# Instructions to follow:
Which lines in the records below contain the word "Stato"? Copy each one out.

##########

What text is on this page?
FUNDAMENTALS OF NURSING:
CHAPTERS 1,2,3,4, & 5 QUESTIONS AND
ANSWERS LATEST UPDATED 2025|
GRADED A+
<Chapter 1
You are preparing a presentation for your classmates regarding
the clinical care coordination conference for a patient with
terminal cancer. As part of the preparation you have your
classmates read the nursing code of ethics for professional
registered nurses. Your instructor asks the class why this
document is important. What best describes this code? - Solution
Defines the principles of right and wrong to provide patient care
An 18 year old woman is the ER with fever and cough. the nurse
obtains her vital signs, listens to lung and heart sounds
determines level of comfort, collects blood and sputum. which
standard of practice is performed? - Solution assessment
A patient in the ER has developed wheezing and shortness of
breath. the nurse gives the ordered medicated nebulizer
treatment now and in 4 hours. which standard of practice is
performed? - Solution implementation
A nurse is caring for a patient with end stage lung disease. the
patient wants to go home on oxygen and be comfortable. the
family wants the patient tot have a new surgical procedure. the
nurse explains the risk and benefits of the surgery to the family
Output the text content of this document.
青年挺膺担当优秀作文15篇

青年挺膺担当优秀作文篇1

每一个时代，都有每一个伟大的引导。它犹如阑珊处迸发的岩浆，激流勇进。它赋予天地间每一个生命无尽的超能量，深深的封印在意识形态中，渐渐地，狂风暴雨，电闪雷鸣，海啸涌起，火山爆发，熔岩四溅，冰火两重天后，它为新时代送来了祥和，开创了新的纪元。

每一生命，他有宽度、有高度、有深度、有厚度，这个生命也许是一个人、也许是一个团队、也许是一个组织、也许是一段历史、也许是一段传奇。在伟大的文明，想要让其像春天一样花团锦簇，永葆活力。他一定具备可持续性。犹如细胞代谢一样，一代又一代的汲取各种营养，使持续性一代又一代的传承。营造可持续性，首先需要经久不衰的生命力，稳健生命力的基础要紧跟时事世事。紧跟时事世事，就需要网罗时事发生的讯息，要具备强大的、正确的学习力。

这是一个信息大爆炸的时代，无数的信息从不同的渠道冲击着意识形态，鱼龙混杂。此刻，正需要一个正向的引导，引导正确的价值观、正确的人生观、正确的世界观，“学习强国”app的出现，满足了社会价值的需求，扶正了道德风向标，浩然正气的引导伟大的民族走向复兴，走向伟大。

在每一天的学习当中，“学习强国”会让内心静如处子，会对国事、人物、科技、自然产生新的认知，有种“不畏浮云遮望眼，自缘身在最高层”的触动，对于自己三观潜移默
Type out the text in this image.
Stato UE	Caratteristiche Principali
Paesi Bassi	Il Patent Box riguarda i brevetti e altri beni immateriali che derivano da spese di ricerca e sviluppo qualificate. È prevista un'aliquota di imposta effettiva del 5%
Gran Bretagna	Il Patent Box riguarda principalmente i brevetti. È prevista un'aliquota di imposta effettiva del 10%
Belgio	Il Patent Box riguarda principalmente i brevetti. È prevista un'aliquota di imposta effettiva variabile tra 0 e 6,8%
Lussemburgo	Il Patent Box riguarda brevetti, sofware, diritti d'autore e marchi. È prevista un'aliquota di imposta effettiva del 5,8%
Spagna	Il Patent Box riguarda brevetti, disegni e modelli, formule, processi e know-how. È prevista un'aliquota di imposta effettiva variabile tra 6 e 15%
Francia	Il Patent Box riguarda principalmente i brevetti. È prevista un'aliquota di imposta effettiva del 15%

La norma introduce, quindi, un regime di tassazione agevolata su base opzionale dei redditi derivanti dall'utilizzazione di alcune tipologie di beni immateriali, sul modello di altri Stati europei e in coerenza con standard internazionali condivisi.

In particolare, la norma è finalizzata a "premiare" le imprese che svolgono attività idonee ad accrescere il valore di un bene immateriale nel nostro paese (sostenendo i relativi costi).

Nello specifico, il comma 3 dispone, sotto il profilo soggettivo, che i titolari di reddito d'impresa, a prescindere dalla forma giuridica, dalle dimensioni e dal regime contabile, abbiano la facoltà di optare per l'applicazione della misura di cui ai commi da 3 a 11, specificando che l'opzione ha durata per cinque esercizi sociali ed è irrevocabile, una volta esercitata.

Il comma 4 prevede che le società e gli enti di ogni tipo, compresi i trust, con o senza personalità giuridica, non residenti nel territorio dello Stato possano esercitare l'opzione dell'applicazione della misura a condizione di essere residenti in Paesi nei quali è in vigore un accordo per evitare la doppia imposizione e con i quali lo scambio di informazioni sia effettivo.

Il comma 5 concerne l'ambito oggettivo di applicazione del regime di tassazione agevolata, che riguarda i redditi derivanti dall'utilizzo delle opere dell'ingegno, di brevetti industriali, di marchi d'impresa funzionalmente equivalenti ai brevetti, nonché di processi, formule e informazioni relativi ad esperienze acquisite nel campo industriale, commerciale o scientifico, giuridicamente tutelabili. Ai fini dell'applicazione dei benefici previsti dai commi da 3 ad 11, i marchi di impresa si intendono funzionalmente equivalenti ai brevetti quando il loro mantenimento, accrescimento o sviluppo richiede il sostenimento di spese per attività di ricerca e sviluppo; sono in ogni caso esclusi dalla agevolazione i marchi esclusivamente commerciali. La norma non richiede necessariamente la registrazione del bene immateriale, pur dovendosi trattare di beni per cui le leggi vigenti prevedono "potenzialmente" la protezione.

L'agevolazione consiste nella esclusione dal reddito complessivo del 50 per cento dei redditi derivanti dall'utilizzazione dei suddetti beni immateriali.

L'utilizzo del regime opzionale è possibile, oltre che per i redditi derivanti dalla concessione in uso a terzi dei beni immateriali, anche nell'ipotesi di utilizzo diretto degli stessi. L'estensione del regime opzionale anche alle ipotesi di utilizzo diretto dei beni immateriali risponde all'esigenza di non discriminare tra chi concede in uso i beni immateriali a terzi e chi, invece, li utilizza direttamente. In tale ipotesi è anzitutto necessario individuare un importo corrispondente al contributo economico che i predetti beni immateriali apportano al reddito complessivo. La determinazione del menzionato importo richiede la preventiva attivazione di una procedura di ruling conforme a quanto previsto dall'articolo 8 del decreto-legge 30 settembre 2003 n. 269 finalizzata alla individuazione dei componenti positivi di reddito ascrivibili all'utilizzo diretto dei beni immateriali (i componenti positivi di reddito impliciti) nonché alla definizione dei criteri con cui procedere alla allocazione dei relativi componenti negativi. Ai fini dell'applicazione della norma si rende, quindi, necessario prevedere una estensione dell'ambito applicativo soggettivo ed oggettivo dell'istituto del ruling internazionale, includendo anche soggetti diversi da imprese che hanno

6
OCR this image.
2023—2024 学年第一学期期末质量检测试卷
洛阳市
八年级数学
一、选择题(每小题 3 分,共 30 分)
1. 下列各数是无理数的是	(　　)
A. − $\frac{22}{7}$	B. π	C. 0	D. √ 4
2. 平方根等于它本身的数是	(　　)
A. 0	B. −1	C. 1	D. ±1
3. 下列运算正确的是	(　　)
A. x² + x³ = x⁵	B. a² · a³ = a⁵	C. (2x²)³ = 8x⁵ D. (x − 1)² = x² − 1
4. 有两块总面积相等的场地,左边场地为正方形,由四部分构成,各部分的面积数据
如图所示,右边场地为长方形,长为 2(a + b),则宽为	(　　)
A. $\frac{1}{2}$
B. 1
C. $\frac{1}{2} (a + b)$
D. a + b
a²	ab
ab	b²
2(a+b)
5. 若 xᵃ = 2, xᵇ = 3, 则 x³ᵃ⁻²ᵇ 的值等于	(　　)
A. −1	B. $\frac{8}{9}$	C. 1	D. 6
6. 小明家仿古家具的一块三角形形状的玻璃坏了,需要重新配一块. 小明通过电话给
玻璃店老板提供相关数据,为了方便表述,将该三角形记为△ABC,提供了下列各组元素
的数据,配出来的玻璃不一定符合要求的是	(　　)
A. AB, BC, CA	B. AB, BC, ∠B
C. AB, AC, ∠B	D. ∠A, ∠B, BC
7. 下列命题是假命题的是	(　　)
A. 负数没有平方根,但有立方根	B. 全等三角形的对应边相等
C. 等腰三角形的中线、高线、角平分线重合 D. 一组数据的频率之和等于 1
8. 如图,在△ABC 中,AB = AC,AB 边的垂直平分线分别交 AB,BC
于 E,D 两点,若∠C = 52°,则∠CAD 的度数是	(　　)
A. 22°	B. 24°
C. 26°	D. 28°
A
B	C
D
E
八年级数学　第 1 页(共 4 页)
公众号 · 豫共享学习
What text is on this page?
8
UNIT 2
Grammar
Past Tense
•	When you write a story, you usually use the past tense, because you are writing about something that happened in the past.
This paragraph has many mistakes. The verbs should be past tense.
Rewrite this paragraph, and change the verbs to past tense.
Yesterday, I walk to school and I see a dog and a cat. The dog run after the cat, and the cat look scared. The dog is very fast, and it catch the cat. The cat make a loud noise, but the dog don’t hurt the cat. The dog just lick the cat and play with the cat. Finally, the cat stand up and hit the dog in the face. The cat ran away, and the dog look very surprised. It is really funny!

##########

# The reply:
Stato UE	Caratteristiche Principali
Il comma 4 prevede che le società e gli enti di ogni tipo, compresi i trust, con o senza personalità giuridica, non residenti nel territorio dello Stato possano esercitare l'opzione dell'applicazione della misura a condizione di essere residenti in Paesi nei quali è in vigore un accordo per evitare la doppia imposizione e con i quali lo scambio di informazioni sia effettivo.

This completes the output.